Goal. Write the records below out again exactly as given, with no images.

Information supplied.
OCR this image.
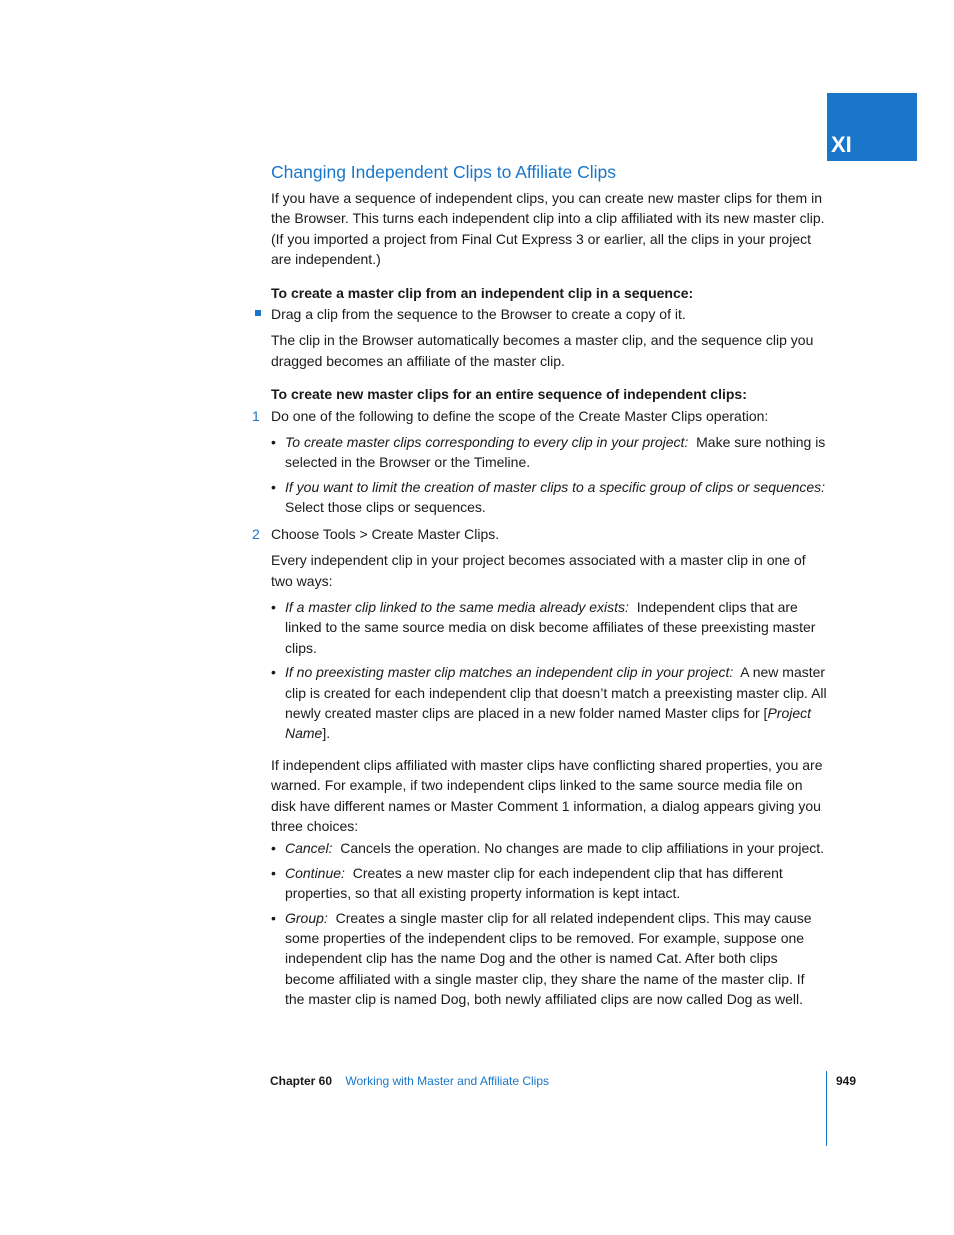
XI
Changing Independent Clips to Affiliate Clips

If you have a sequence of independent clips, you can create new master clips for them in the Browser. This turns each independent clip into a clip affiliated with its new master clip. (If you imported a project from Final Cut Express 3 or earlier, all the clips in your project are independent.)

To create a master clip from an independent clip in a sequence:

Drag a clip from the sequence to the Browser to create a copy of it.

The clip in the Browser automatically becomes a master clip, and the sequence clip you dragged becomes an affiliate of the master clip.

To create new master clips for an entire sequence of independent clips:

1 Do one of the following to define the scope of the Create Master Clips operation:

• To create master clips corresponding to every clip in your project: Make sure nothing is selected in the Browser or the Timeline.

• If you want to limit the creation of master clips to a specific group of clips or sequences: Select those clips or sequences.

2 Choose Tools > Create Master Clips.

Every independent clip in your project becomes associated with a master clip in one of two ways:

• If a master clip linked to the same media already exists: Independent clips that are linked to the same source media on disk become affiliates of these preexisting master clips.

• If no preexisting master clip matches an independent clip in your project: A new master clip is created for each independent clip that doesn’t match a preexisting master clip. All newly created master clips are placed in a new folder named Master clips for [Project Name].

If independent clips affiliated with master clips have conflicting shared properties, you are warned. For example, if two independent clips linked to the same source media file on disk have different names or Master Comment 1 information, a dialog appears giving you three choices:

• Cancel: Cancels the operation. No changes are made to clip affiliations in your project.

• Continue: Creates a new master clip for each independent clip that has different properties, so that all existing property information is kept intact.

• Group: Creates a single master clip for all related independent clips. This may cause some properties of the independent clips to be removed. For example, suppose one independent clip has the name Dog and the other is named Cat. After both clips become affiliated with a single master clip, they share the name of the master clip. If the master clip is named Dog, both newly affiliated clips are now called Dog as well.

Chapter 60 Working with Master and Affiliate Clips	949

Task result.
OCR this image.
XI
Changing Independent Clips to Affiliate Clips

If you have a sequence of independent clips, you can create new master clips for them in the Browser. This turns each independent clip into a clip affiliated with its new master clip. (If you imported a project from Final Cut Express 3 or earlier, all the clips in your project are independent.)

To create a master clip from an independent clip in a sequence:

Drag a clip from the sequence to the Browser to create a copy of it.

The clip in the Browser automatically becomes a master clip, and the sequence clip you dragged becomes an affiliate of the master clip.

To create new master clips for an entire sequence of independent clips:

1 Do one of the following to define the scope of the Create Master Clips operation:

• To create master clips corresponding to every clip in your project: Make sure nothing is selected in the Browser or the Timeline.

• If you want to limit the creation of master clips to a specific group of clips or sequences: Select those clips or sequences.

2 Choose Tools > Create Master Clips.

Every independent clip in your project becomes associated with a master clip in one of two ways:

• If a master clip linked to the same media already exists: Independent clips that are linked to the same source media on disk become affiliates of these preexisting master clips.

• If no preexisting master clip matches an independent clip in your project: A new master clip is created for each independent clip that doesn’t match a preexisting master clip. All newly created master clips are placed in a new folder named Master clips for [Project Name].

If independent clips affiliated with master clips have conflicting shared properties, you are warned. For example, if two independent clips linked to the same source media file on disk have different names or Master Comment 1 information, a dialog appears giving you three choices:

• Cancel: Cancels the operation. No changes are made to clip affiliations in your project.

• Continue: Creates a new master clip for each independent clip that has different properties, so that all existing property information is kept intact.

• Group: Creates a single master clip for all related independent clips. This may cause some properties of the independent clips to be removed. For example, suppose one independent clip has the name Dog and the other is named Cat. After both clips become affiliated with a single master clip, they share the name of the master clip. If the master clip is named Dog, both newly affiliated clips are now called Dog as well.

Chapter 60 Working with Master and Affiliate Clips	949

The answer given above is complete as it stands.